Source material |
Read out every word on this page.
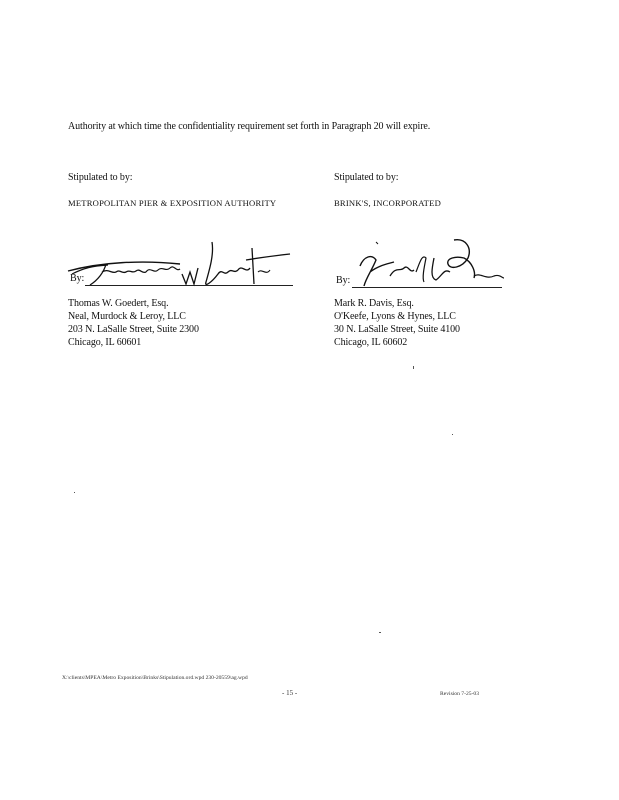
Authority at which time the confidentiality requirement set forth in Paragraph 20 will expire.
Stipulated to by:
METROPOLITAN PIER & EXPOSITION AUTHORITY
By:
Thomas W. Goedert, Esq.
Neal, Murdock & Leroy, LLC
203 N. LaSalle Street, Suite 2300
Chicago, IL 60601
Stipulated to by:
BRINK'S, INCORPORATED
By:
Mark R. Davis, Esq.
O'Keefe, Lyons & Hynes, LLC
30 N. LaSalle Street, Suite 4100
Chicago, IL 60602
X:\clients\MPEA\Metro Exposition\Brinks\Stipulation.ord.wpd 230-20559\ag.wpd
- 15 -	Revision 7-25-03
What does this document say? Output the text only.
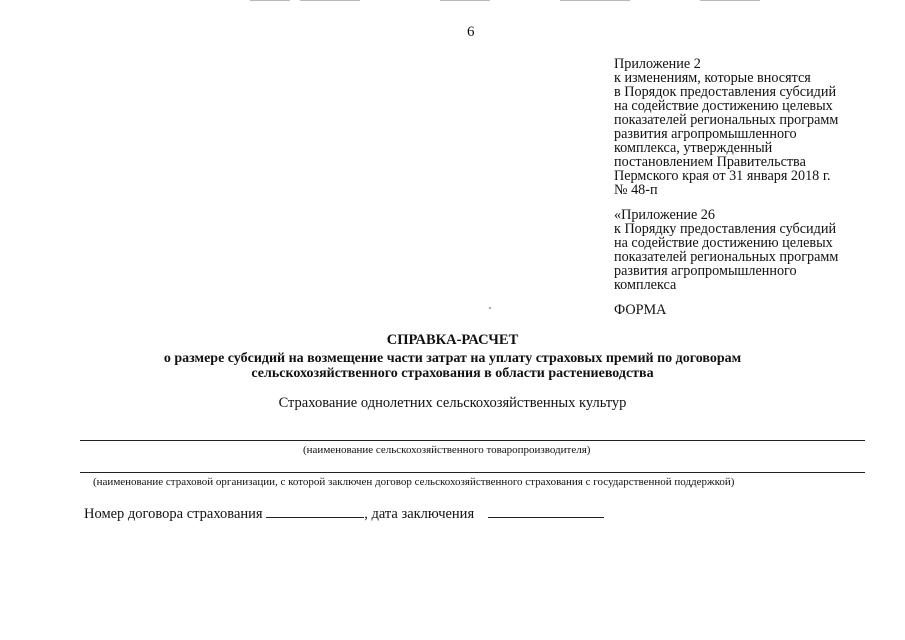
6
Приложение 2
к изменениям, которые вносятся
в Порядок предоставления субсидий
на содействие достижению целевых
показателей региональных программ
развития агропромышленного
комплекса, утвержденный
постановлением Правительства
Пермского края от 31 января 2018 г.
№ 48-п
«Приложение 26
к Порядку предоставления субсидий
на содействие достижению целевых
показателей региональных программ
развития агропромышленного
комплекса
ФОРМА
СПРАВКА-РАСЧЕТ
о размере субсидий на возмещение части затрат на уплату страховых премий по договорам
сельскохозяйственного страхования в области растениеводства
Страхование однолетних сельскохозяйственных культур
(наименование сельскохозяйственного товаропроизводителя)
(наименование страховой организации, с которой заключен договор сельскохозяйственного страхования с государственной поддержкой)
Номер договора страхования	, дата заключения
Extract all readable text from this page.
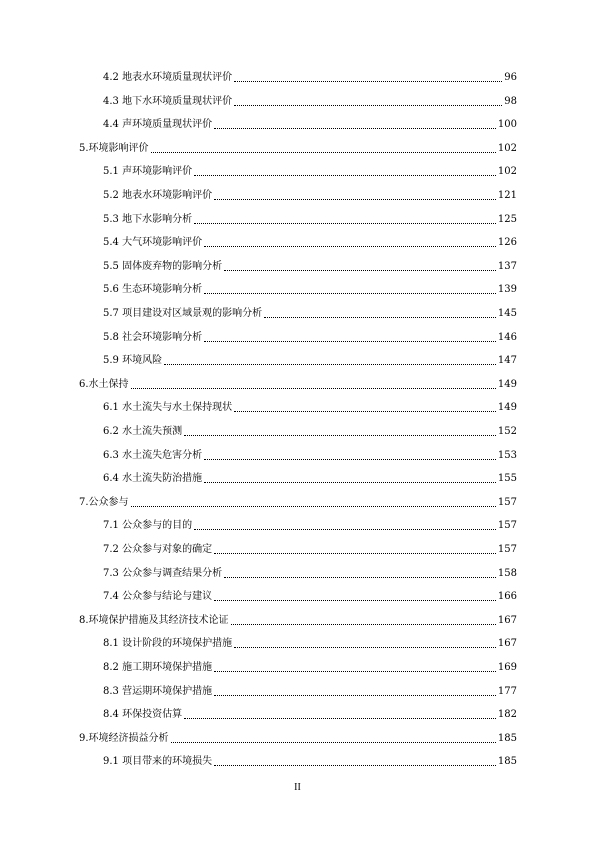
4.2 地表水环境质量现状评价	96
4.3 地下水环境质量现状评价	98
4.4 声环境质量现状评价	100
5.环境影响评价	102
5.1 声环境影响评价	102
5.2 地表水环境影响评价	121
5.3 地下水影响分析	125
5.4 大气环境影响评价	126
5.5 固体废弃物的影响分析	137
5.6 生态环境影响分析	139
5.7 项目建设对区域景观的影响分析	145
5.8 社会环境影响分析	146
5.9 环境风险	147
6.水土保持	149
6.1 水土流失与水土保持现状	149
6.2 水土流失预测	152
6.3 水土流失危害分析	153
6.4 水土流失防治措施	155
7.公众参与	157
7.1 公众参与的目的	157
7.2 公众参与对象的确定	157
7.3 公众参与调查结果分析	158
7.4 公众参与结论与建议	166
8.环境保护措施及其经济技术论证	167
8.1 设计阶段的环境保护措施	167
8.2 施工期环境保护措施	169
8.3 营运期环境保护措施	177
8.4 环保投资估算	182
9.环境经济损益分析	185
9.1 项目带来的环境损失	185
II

Required task |
Exactly how many lines of the listing above contain the string "сельскохозяйственного"? Give no more than the number.

Output of the exercise |
3